*Activity list*
#1 Reproduce word for word the part of the cyber-physical systems book page from "Maria Prandini is" to "Program since 2019.".
#2 According to the cyber-physical systems book page, since what year has Maria Prandini chaired the Automation and Control Engineering Program at Politecnico di Milano?
#3 Write the next part of the cyber-physical systems book page, picking up after its final sentence.

#### Selected text

Introduction (Prandini).- Models, Architectures, and Analysis for Computationally-aware CPS (Sprinkle).- Analysis and Design of Uncertain Cyber-Physical Systems (Pinto).- Handling complexity in large scale cyber-physical systems through distributed computation (Prandini).- Platoon coordination in large-scale networks: a game theoretic approach (Mårtensson).- A Linear Programming Approach for Resource-Aware Information-Theoretic Tree Abstractions (Larsson).- Information Flow in Event-Based Stabilization of Cyber-Physical Systems (Khojasteh).- Data-Driven Estimation of Forward Reachable Sets (Devonport).- Set-valued Model Predictive Control (Risso).- Automated Synthesis of Certifiable Controllers for Cyber-physical Systems: A Computation-Aware Approach (Khaled).
Maria Prandini is Professor in Control at Politecnico di Milano, Italy, where she has been Chair of the Automation and Control Engineering Program since 2019.
She has been active in the IEEE Control Systems Society (CSS), the International Federation of Automatic Control (IFAC), and the Association for Computing Machinery (ACM) and has been involved in the organization of conferences and in the editorial boards of leading journals in control. Among her activities, she was Vice-President for Conferences for IFAC (2020-23) and the IEEE CSS (2016 and 2017), and a member of ACM SIGBED Board of Directors (2019-21). Currently, she is IFAC President-elect for the triennium 2023-26, Associate Editor of the IFAC journal Automatica and of the IEEE Transactions on Control of Network Systems, and General Chair of the 2024 IEEE Conference on Decision and Control. .
In 2017, she was August-Wilhelm Scheer Visiting Professor and Honorary fellow of the TUM Institute for Advanced Studies. She is Visiting Professor in Engineering at the University of Oxford for the triennium 2022-2025. She is Distinguished Member of the IEEE Control Systems Society and Fellow of the IEEE.
Her research interests include stochastic hybrid systems, distributed and data-driven optimization, multi-agent systems, and application of control theory to transportation and energy systems.

########
#### Records

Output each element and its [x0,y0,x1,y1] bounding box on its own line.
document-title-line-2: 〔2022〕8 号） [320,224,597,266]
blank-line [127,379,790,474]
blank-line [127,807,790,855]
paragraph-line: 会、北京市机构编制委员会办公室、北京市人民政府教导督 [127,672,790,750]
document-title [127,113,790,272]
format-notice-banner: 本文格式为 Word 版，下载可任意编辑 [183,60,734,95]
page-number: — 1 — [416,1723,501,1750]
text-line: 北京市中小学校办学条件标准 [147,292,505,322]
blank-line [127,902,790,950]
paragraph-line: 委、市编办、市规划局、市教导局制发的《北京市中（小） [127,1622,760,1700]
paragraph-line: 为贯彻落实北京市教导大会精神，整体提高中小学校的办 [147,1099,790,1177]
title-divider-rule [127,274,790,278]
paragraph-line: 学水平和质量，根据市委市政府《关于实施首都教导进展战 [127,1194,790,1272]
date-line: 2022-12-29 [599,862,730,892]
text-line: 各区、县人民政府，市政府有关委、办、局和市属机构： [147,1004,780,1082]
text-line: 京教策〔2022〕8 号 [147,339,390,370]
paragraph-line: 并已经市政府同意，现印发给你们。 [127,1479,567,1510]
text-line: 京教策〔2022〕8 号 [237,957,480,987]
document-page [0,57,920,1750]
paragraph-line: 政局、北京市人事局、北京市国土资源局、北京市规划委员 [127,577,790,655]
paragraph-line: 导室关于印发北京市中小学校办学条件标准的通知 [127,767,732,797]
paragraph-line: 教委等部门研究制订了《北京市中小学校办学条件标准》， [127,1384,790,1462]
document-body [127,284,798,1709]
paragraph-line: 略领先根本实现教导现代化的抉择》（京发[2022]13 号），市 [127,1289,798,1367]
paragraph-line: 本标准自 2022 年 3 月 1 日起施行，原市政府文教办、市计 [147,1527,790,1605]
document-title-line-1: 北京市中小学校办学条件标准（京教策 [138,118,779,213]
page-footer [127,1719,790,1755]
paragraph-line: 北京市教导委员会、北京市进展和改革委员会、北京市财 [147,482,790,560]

########

*Responses*
#1
Maria Prandini is Professor in Control at Politecnico di Milano, Italy, where she has been Chair of the Automation and Control Engineering Program since 2019.

#2 Since 2019.

#3
Ricardo Sanfelice is Professor and Department Chair in Electrical and Computer Engineering at the University of California, Santa Cruz. After academic stops at UC Santa Barbara, MIT, École de Mines de Paris, and University of Arizona, he joined the Baskin School of Engineering in 2014, where he leads the Hybrid Systems Lab at UCSC.
His research focus is on automation and control for systems with nonlinear hybrid dynamics, cyber-physical systems, and feedback systems emerging in robotics, aerospace, power systems, and biology.
He has published more than 290 peer-reviewed articles in journals, conferences, and book collections, in addition to the book Hybrid Dynamical Systems published by Princeton University Press, and two U.S. Patents. He is the recipient of the 2013 SIAM Control and Systems Theory Prize, the National Science Foundation CAREER award, the Air Force Young Investigator Research Award, the 2010 IEEE Control Systems Magazine Outstanding Paper Award, the 2012 STAR Higher Education Award for his contributions to STEM education, and the 2020 ACM Test-of-Time Award from the Hybrid Systems: Computation and Control Conference.
Currently Prof. Sanfelice is Director of the Cyber-Physical Systems Research Center, Director of the Center for Information Technology Research in the Interest of Society and the Banatao Institute (CITRIS) Aviation Initiative, Associate Editor for Automatica, Elsevier, and has served as Chair of the IEEE Technical Committee on Hybrid Systems. He is a Fellow of the IEEE.
This contributed volume aims to build the foundation of a framework for computationally aware algorithmic design for cyber-physical systems (CPSs), focusing on approaches that take computation into account at the design stage to address their impact on performance and safety. It demonstrates how novel techniques may emerge from the combination of formal methods, model predictive control, distributed optimization, data-driven methods, reconfigurable/adaptive methods, and information-theoretic techniques.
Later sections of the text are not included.